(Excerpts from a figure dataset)

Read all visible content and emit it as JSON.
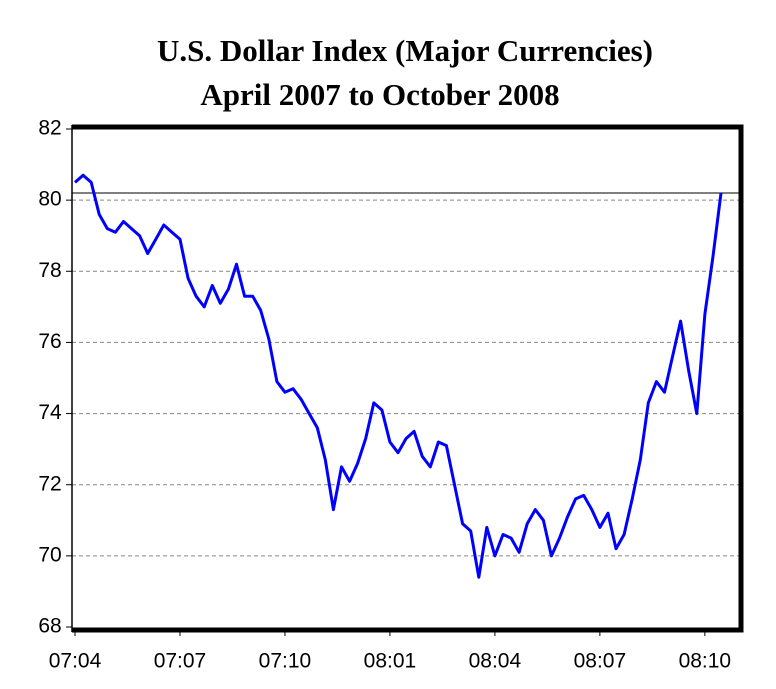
{
  "chart_data": {
    "type": "line",
    "title": "U.S. Dollar Index (Major Currencies)",
    "subtitle": "April 2007 to October 2008",
    "categories": [
      "07:04",
      null,
      null,
      null,
      null,
      null,
      null,
      null,
      null,
      null,
      null,
      null,
      null,
      "07:07",
      null,
      null,
      null,
      null,
      null,
      null,
      null,
      null,
      null,
      null,
      null,
      null,
      "07:10",
      null,
      null,
      null,
      null,
      null,
      null,
      null,
      null,
      null,
      null,
      null,
      null,
      "08:01",
      null,
      null,
      null,
      null,
      null,
      null,
      null,
      null,
      null,
      null,
      null,
      null,
      "08:04",
      null,
      null,
      null,
      null,
      null,
      null,
      null,
      null,
      null,
      null,
      null,
      null,
      "08:07",
      null,
      null,
      null,
      null,
      null,
      null,
      null,
      null,
      null,
      null,
      null,
      null,
      "08:10",
      null,
      null
    ],
    "series": [
      {
        "name": "U.S. Dollar Index",
        "color": "#0000ff",
        "values": [
          80.5,
          80.7,
          80.5,
          79.6,
          79.2,
          79.1,
          79.4,
          79.2,
          79.0,
          78.5,
          78.9,
          79.3,
          79.1,
          78.9,
          77.8,
          77.3,
          77.0,
          77.6,
          77.1,
          77.5,
          78.2,
          77.3,
          77.3,
          76.9,
          76.1,
          74.9,
          74.6,
          74.7,
          74.4,
          74.0,
          73.6,
          72.7,
          71.3,
          72.5,
          72.1,
          72.6,
          73.3,
          74.3,
          74.1,
          73.2,
          72.9,
          73.3,
          73.5,
          72.8,
          72.5,
          73.2,
          73.1,
          72.0,
          70.9,
          70.7,
          69.4,
          70.8,
          70.0,
          70.6,
          70.5,
          70.1,
          70.9,
          71.3,
          71.0,
          70.0,
          70.5,
          71.1,
          71.6,
          71.7,
          71.3,
          70.8,
          71.2,
          70.2,
          70.6,
          71.6,
          72.7,
          74.3,
          74.9,
          74.6,
          75.6,
          76.6,
          75.2,
          74.0,
          76.8,
          78.4,
          80.2
        ]
      }
    ],
    "ylim": [
      68,
      82
    ],
    "yticks": [
      68,
      70,
      72,
      74,
      76,
      78,
      80,
      82
    ],
    "grid": true
  }
}
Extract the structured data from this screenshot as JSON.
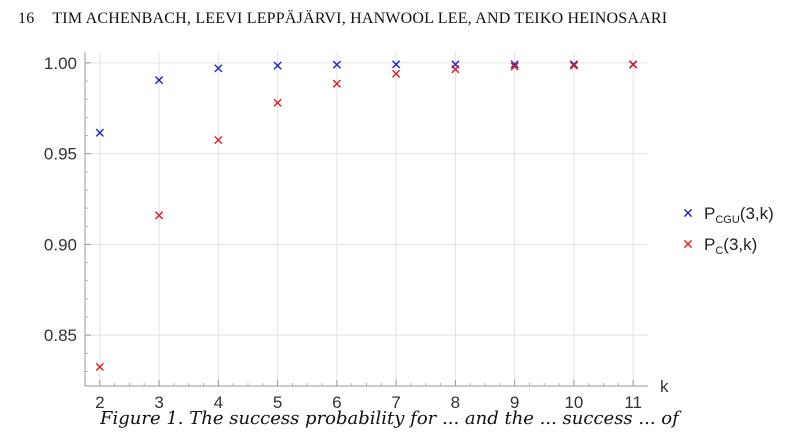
{
  "header": {
    "page_number": "16",
    "authors": "TIM ACHENBACH, LEEVI LEPPÄJÄRVI, HANWOOL LEE, AND TEIKO HEINOSAARI"
  },
  "caption": "Figure 1. The success probability for ... and the ... success ... of",
  "chart_data": {
    "type": "scatter",
    "xlabel": "k",
    "ylabel": "",
    "x": [
      2,
      3,
      4,
      5,
      6,
      7,
      8,
      9,
      10,
      11
    ],
    "xlim": [
      1.75,
      11.25
    ],
    "ylim": [
      0.822,
      1.006
    ],
    "x_ticks": [
      "2",
      "3",
      "4",
      "5",
      "6",
      "7",
      "8",
      "9",
      "10",
      "11"
    ],
    "y_ticks": [
      {
        "value": 1.0,
        "label": "1.00"
      },
      {
        "value": 0.95,
        "label": "0.95"
      },
      {
        "value": 0.9,
        "label": "0.90"
      },
      {
        "value": 0.85,
        "label": "0.85"
      }
    ],
    "grid": true,
    "legend_position": "right",
    "series": [
      {
        "name": "P_CGU(3,k)",
        "label_main": "P",
        "label_sub": "CGU",
        "label_tail": "(3,k)",
        "color": "#1f1fd6",
        "marker": "x",
        "values": [
          0.9615,
          0.9905,
          0.997,
          0.9985,
          0.999,
          0.9992,
          0.9992,
          0.9992,
          0.9992,
          0.9992
        ]
      },
      {
        "name": "P_C(3,k)",
        "label_main": "P",
        "label_sub": "C",
        "label_tail": "(3,k)",
        "color": "#e01b1b",
        "marker": "x",
        "values": [
          0.8325,
          0.916,
          0.9575,
          0.978,
          0.9885,
          0.994,
          0.9965,
          0.998,
          0.9985,
          0.999
        ]
      }
    ]
  }
}
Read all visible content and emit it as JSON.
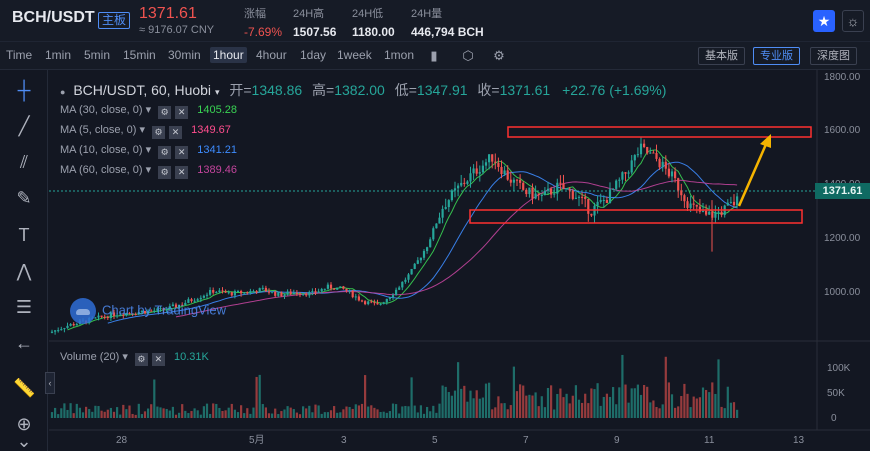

→ **Aim of the exercise**: Transcribe every entry word for word, but omit the pictures.

→ **Response to the exercise**:
Read all visible content and emit it as JSON.
{
  "chart_data": {
    "type": "line",
    "title": "U.S. Dollar Index (Major Currencies)",
    "subtitle": "April 2007 to October 2008",
    "categories": [
      "07:04",
      null,
      null,
      null,
      null,
      null,
      null,
      null,
      null,
      null,
      null,
      null,
      null,
      "07:07",
      null,
      null,
      null,
      null,
      null,
      null,
      null,
      null,
      null,
      null,
      null,
      null,
      "07:10",
      null,
      null,
      null,
      null,
      null,
      null,
      null,
      null,
      null,
      null,
      null,
      null,
      "08:01",
      null,
      null,
      null,
      null,
      null,
      null,
      null,
      null,
      null,
      null,
      null,
      null,
      "08:04",
      null,
      null,
      null,
      null,
      null,
      null,
      null,
      null,
      null,
      null,
      null,
      null,
      "08:07",
      null,
      null,
      null,
      null,
      null,
      null,
      null,
      null,
      null,
      null,
      null,
      null,
      "08:10",
      null,
      null
    ],
    "series": [
      {
        "name": "U.S. Dollar Index",
        "color": "#0000ff",
        "values": [
          80.5,
          80.7,
          80.5,
          79.6,
          79.2,
          79.1,
          79.4,
          79.2,
          79.0,
          78.5,
          78.9,
          79.3,
          79.1,
          78.9,
          77.8,
          77.3,
          77.0,
          77.6,
          77.1,
          77.5,
          78.2,
          77.3,
          77.3,
          76.9,
          76.1,
          74.9,
          74.6,
          74.7,
          74.4,
          74.0,
          73.6,
          72.7,
          71.3,
          72.5,
          72.1,
          72.6,
          73.3,
          74.3,
          74.1,
          73.2,
          72.9,
          73.3,
          73.5,
          72.8,
          72.5,
          73.2,
          73.1,
          72.0,
          70.9,
          70.7,
          69.4,
          70.8,
          70.0,
          70.6,
          70.5,
          70.1,
          70.9,
          71.3,
          71.0,
          70.0,
          70.5,
          71.1,
          71.6,
          71.7,
          71.3,
          70.8,
          71.2,
          70.2,
          70.6,
          71.6,
          72.7,
          74.3,
          74.9,
          74.6,
          75.6,
          76.6,
          75.2,
          74.0,
          76.8,
          78.4,
          80.2
        ]
      }
    ],
    "ylim": [
      68,
      82
    ],
    "yticks": [
      68,
      70,
      72,
      74,
      76,
      78,
      80,
      82
    ],
    "grid": true
  }
}
Extract the structured data from this screenshot as JSON.
{
  "header": {
    "page_number": "16",
    "authors": "TIM ACHENBACH, LEEVI LEPPÄJÄRVI, HANWOOL LEE, AND TEIKO HEINOSAARI"
  },
  "caption": "Figure 1. The success probability for ... and the ... success ... of",
  "chart_data": {
    "type": "scatter",
    "xlabel": "k",
    "ylabel": "",
    "x": [
      2,
      3,
      4,
      5,
      6,
      7,
      8,
      9,
      10,
      11
    ],
    "xlim": [
      1.75,
      11.25
    ],
    "ylim": [
      0.822,
      1.006
    ],
    "x_ticks": [
      "2",
      "3",
      "4",
      "5",
      "6",
      "7",
      "8",
      "9",
      "10",
      "11"
    ],
    "y_ticks": [
      {
        "value": 1.0,
        "label": "1.00"
      },
      {
        "value": 0.95,
        "label": "0.95"
      },
      {
        "value": 0.9,
        "label": "0.90"
      },
      {
        "value": 0.85,
        "label": "0.85"
      }
    ],
    "grid": true,
    "legend_position": "right",
    "series": [
      {
        "name": "P_CGU(3,k)",
        "label_main": "P",
        "label_sub": "CGU",
        "label_tail": "(3,k)",
        "color": "#1f1fd6",
        "marker": "x",
        "values": [
          0.9615,
          0.9905,
          0.997,
          0.9985,
          0.999,
          0.9992,
          0.9992,
          0.9992,
          0.9992,
          0.9992
        ]
      },
      {
        "name": "P_C(3,k)",
        "label_main": "P",
        "label_sub": "C",
        "label_tail": "(3,k)",
        "color": "#e01b1b",
        "marker": "x",
        "values": [
          0.8325,
          0.916,
          0.9575,
          0.978,
          0.9885,
          0.994,
          0.9965,
          0.998,
          0.9985,
          0.999
        ]
      }
    ]
  }
}
Read all visible content and emit it as JSON.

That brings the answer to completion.